What the exercise asks >> Output the material below in its entirety, exactly as given.

• • • • •

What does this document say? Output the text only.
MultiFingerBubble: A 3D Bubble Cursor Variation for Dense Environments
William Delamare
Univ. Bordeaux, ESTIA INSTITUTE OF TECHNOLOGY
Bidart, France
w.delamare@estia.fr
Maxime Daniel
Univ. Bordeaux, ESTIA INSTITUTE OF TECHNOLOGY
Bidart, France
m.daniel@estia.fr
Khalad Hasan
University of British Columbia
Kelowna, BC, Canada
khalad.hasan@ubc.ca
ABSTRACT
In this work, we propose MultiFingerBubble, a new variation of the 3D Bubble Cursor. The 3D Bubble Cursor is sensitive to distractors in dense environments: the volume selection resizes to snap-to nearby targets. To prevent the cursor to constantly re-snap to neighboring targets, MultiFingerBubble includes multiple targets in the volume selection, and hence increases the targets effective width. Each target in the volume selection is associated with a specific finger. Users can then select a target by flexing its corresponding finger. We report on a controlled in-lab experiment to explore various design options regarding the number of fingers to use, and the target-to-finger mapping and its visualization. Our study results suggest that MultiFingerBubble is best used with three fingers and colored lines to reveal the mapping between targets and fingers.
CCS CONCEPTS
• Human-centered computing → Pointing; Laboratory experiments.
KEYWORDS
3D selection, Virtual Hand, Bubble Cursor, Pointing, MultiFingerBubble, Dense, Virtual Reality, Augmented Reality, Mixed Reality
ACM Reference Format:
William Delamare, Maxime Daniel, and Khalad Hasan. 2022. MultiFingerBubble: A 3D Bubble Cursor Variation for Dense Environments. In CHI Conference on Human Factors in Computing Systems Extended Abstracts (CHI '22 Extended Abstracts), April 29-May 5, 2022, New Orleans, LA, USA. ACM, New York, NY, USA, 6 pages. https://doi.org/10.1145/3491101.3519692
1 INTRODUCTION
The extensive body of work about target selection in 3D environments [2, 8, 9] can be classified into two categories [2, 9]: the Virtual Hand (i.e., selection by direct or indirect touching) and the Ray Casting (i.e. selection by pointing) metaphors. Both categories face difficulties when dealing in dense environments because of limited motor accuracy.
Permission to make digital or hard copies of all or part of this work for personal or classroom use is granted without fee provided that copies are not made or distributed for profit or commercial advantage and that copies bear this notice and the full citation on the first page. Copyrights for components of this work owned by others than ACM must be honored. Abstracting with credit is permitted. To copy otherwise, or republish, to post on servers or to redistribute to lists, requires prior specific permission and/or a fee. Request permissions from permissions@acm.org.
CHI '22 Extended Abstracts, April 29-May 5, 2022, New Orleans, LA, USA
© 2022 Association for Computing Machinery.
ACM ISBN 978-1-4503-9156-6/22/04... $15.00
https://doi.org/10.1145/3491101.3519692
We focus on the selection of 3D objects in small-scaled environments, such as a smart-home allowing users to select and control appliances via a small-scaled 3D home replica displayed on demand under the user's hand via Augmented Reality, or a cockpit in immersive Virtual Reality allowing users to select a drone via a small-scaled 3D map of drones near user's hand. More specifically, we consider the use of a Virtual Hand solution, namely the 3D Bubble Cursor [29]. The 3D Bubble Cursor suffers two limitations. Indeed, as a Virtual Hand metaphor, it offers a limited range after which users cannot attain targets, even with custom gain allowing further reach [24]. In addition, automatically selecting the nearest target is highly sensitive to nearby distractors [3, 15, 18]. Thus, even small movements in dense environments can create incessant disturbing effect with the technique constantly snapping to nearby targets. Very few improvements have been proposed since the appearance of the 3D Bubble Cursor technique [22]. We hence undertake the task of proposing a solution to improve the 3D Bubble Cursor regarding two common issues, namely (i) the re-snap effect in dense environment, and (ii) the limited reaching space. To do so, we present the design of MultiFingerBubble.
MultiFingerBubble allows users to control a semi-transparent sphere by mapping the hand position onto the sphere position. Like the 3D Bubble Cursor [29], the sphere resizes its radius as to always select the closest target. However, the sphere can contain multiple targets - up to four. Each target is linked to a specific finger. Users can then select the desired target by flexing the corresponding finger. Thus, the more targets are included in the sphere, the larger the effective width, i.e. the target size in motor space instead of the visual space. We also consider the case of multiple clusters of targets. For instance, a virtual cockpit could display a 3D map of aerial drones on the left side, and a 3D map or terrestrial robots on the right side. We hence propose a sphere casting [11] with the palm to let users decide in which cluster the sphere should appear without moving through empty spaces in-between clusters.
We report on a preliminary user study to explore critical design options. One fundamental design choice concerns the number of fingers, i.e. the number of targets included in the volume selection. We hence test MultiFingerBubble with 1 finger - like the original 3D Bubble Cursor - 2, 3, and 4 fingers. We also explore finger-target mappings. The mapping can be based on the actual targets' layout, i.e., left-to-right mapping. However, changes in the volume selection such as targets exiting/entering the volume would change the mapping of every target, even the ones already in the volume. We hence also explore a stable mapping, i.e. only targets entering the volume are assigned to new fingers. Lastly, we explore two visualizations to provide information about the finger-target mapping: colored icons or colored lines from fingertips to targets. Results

• • • • •

Expected answer >>
What does this document say? Output the text only.
MultiFingerBubble: A 3D Bubble Cursor Variation for Dense Environments
William Delamare
Univ. Bordeaux, ESTIA INSTITUTE OF TECHNOLOGY
Bidart, France
w.delamare@estia.fr
Maxime Daniel
Univ. Bordeaux, ESTIA INSTITUTE OF TECHNOLOGY
Bidart, France
m.daniel@estia.fr
Khalad Hasan
University of British Columbia
Kelowna, BC, Canada
khalad.hasan@ubc.ca
ABSTRACT
In this work, we propose MultiFingerBubble, a new variation of the 3D Bubble Cursor. The 3D Bubble Cursor is sensitive to distractors in dense environments: the volume selection resizes to snap-to nearby targets. To prevent the cursor to constantly re-snap to neighboring targets, MultiFingerBubble includes multiple targets in the volume selection, and hence increases the targets effective width. Each target in the volume selection is associated with a specific finger. Users can then select a target by flexing its corresponding finger. We report on a controlled in-lab experiment to explore various design options regarding the number of fingers to use, and the target-to-finger mapping and its visualization. Our study results suggest that MultiFingerBubble is best used with three fingers and colored lines to reveal the mapping between targets and fingers.
CCS CONCEPTS
• Human-centered computing → Pointing; Laboratory experiments.
KEYWORDS
3D selection, Virtual Hand, Bubble Cursor, Pointing, MultiFingerBubble, Dense, Virtual Reality, Augmented Reality, Mixed Reality
ACM Reference Format:
William Delamare, Maxime Daniel, and Khalad Hasan. 2022. MultiFingerBubble: A 3D Bubble Cursor Variation for Dense Environments. In CHI Conference on Human Factors in Computing Systems Extended Abstracts (CHI '22 Extended Abstracts), April 29-May 5, 2022, New Orleans, LA, USA. ACM, New York, NY, USA, 6 pages. https://doi.org/10.1145/3491101.3519692
1 INTRODUCTION
The extensive body of work about target selection in 3D environments [2, 8, 9] can be classified into two categories [2, 9]: the Virtual Hand (i.e., selection by direct or indirect touching) and the Ray Casting (i.e. selection by pointing) metaphors. Both categories face difficulties when dealing in dense environments because of limited motor accuracy.
Permission to make digital or hard copies of all or part of this work for personal or classroom use is granted without fee provided that copies are not made or distributed for profit or commercial advantage and that copies bear this notice and the full citation on the first page. Copyrights for components of this work owned by others than ACM must be honored. Abstracting with credit is permitted. To copy otherwise, or republish, to post on servers or to redistribute to lists, requires prior specific permission and/or a fee. Request permissions from permissions@acm.org.
CHI '22 Extended Abstracts, April 29-May 5, 2022, New Orleans, LA, USA
© 2022 Association for Computing Machinery.
ACM ISBN 978-1-4503-9156-6/22/04... $15.00
https://doi.org/10.1145/3491101.3519692
We focus on the selection of 3D objects in small-scaled environments, such as a smart-home allowing users to select and control appliances via a small-scaled 3D home replica displayed on demand under the user's hand via Augmented Reality, or a cockpit in immersive Virtual Reality allowing users to select a drone via a small-scaled 3D map of drones near user's hand. More specifically, we consider the use of a Virtual Hand solution, namely the 3D Bubble Cursor [29]. The 3D Bubble Cursor suffers two limitations. Indeed, as a Virtual Hand metaphor, it offers a limited range after which users cannot attain targets, even with custom gain allowing further reach [24]. In addition, automatically selecting the nearest target is highly sensitive to nearby distractors [3, 15, 18]. Thus, even small movements in dense environments can create incessant disturbing effect with the technique constantly snapping to nearby targets. Very few improvements have been proposed since the appearance of the 3D Bubble Cursor technique [22]. We hence undertake the task of proposing a solution to improve the 3D Bubble Cursor regarding two common issues, namely (i) the re-snap effect in dense environment, and (ii) the limited reaching space. To do so, we present the design of MultiFingerBubble.
MultiFingerBubble allows users to control a semi-transparent sphere by mapping the hand position onto the sphere position. Like the 3D Bubble Cursor [29], the sphere resizes its radius as to always select the closest target. However, the sphere can contain multiple targets - up to four. Each target is linked to a specific finger. Users can then select the desired target by flexing the corresponding finger. Thus, the more targets are included in the sphere, the larger the effective width, i.e. the target size in motor space instead of the visual space. We also consider the case of multiple clusters of targets. For instance, a virtual cockpit could display a 3D map of aerial drones on the left side, and a 3D map or terrestrial robots on the right side. We hence propose a sphere casting [11] with the palm to let users decide in which cluster the sphere should appear without moving through empty spaces in-between clusters.
We report on a preliminary user study to explore critical design options. One fundamental design choice concerns the number of fingers, i.e. the number of targets included in the volume selection. We hence test MultiFingerBubble with 1 finger - like the original 3D Bubble Cursor - 2, 3, and 4 fingers. We also explore finger-target mappings. The mapping can be based on the actual targets' layout, i.e., left-to-right mapping. However, changes in the volume selection such as targets exiting/entering the volume would change the mapping of every target, even the ones already in the volume. We hence also explore a stable mapping, i.e. only targets entering the volume are assigned to new fingers. Lastly, we explore two visualizations to provide information about the finger-target mapping: colored icons or colored lines from fingertips to targets. Results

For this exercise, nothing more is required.